◆ The request ◆
Read the lines below and count those that have the word "个性发展价值". Respond with the number only.
── Information supplied
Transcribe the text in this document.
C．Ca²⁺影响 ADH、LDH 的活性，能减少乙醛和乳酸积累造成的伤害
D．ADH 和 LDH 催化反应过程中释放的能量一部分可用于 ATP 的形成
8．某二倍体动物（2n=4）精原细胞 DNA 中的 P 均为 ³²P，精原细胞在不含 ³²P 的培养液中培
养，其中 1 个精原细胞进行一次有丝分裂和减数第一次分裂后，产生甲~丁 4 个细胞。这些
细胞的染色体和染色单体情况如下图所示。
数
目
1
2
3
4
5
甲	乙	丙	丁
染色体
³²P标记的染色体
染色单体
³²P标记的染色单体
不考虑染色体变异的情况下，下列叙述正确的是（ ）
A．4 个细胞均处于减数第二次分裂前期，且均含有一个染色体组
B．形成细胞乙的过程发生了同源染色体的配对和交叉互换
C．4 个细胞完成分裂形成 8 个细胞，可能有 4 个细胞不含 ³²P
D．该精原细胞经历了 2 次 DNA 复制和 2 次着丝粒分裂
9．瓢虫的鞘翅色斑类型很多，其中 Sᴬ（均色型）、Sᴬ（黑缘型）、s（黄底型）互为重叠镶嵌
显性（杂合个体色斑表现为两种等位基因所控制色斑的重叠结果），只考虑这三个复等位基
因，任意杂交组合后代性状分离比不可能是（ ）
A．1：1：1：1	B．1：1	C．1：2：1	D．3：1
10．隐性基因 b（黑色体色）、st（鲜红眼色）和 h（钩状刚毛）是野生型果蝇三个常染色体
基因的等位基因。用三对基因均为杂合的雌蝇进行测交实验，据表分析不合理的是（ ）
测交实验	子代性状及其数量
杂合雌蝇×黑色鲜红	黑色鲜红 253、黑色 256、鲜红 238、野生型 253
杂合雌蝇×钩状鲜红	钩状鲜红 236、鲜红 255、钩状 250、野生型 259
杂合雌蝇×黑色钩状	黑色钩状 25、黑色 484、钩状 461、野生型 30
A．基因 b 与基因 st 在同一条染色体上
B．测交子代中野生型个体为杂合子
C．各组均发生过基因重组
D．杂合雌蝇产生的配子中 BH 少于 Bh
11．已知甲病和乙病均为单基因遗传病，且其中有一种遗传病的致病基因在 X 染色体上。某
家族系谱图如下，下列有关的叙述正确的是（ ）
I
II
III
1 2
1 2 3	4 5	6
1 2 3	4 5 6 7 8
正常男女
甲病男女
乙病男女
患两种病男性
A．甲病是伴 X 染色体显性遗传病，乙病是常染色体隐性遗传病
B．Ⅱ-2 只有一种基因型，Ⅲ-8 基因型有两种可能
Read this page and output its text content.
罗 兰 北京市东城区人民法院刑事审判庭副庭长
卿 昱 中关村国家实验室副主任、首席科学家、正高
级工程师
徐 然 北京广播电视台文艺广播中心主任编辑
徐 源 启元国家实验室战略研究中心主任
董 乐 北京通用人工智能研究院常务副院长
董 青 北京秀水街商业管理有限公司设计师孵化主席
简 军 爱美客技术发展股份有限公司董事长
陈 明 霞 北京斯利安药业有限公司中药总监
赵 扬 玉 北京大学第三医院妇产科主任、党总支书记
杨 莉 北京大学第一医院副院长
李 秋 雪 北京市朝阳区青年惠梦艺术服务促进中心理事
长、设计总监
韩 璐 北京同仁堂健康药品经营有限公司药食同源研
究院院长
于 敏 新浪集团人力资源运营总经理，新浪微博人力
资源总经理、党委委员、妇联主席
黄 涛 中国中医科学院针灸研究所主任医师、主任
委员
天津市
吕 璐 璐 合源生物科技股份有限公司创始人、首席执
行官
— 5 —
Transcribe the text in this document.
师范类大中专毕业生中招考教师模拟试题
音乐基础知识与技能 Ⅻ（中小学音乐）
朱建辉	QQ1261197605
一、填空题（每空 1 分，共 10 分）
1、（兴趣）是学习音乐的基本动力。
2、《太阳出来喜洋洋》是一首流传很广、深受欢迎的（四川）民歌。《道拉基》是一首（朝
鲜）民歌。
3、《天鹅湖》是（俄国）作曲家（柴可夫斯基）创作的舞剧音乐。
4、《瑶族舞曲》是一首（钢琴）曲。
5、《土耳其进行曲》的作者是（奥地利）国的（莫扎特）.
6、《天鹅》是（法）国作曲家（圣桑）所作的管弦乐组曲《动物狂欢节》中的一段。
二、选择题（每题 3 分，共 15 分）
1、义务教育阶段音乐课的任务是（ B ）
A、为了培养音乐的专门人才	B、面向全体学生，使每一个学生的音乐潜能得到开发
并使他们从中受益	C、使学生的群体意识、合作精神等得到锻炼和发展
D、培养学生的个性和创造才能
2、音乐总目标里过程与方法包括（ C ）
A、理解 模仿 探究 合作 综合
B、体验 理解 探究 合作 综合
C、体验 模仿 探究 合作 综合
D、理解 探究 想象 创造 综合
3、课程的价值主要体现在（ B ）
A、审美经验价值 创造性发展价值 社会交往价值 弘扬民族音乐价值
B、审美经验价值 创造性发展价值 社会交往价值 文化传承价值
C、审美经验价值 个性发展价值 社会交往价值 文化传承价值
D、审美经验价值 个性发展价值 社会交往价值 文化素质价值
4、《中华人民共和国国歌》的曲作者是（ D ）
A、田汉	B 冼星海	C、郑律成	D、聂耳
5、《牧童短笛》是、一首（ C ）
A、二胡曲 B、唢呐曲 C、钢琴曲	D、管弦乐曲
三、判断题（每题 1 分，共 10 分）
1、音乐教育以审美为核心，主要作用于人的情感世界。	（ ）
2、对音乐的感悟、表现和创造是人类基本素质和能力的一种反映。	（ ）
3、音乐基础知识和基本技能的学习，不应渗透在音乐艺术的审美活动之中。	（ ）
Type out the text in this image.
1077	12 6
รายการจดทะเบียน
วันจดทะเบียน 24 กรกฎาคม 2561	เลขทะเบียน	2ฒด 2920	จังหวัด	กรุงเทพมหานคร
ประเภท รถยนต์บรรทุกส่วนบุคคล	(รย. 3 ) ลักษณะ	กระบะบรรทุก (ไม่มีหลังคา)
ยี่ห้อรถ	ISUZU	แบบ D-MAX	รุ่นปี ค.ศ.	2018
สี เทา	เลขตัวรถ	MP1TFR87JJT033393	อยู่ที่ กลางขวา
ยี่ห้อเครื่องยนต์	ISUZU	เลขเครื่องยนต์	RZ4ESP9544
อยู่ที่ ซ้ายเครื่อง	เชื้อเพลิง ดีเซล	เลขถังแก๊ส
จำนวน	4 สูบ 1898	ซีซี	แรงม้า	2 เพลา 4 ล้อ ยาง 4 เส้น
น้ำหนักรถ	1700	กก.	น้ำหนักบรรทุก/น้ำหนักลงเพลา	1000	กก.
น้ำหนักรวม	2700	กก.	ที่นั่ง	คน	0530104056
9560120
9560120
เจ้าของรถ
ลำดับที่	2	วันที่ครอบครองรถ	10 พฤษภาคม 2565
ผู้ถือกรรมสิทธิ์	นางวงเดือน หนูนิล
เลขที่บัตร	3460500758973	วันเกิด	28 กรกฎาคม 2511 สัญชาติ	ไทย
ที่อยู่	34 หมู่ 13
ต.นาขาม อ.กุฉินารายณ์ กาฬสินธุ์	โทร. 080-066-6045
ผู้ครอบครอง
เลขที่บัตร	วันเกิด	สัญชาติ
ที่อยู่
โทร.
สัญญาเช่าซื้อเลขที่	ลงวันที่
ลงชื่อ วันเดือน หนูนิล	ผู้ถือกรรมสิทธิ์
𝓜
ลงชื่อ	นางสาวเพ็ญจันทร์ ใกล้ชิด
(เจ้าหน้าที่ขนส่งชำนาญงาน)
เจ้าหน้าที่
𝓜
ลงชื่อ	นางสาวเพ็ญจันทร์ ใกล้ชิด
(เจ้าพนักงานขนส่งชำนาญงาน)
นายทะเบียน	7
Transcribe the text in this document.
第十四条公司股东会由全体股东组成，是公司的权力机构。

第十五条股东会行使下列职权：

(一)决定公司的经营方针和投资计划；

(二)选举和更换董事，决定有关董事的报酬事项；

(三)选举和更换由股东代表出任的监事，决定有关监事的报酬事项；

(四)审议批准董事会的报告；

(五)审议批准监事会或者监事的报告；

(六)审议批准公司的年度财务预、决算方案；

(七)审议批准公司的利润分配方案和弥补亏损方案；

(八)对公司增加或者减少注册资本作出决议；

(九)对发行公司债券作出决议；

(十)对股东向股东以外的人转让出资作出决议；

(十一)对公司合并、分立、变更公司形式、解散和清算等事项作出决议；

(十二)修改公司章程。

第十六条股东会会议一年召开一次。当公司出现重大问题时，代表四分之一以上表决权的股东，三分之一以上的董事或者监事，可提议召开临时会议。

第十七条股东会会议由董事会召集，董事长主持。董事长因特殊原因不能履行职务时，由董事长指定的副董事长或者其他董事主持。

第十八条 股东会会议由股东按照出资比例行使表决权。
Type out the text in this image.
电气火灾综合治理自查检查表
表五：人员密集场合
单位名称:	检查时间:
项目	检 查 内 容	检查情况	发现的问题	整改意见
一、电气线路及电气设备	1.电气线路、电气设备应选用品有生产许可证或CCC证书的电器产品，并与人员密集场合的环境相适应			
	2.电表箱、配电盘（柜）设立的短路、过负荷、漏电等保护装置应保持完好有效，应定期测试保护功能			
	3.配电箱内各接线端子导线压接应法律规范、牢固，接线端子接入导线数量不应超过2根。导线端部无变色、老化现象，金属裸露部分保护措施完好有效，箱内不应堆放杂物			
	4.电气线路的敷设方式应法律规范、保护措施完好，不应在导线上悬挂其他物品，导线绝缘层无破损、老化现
────
◆ Task output ◆
2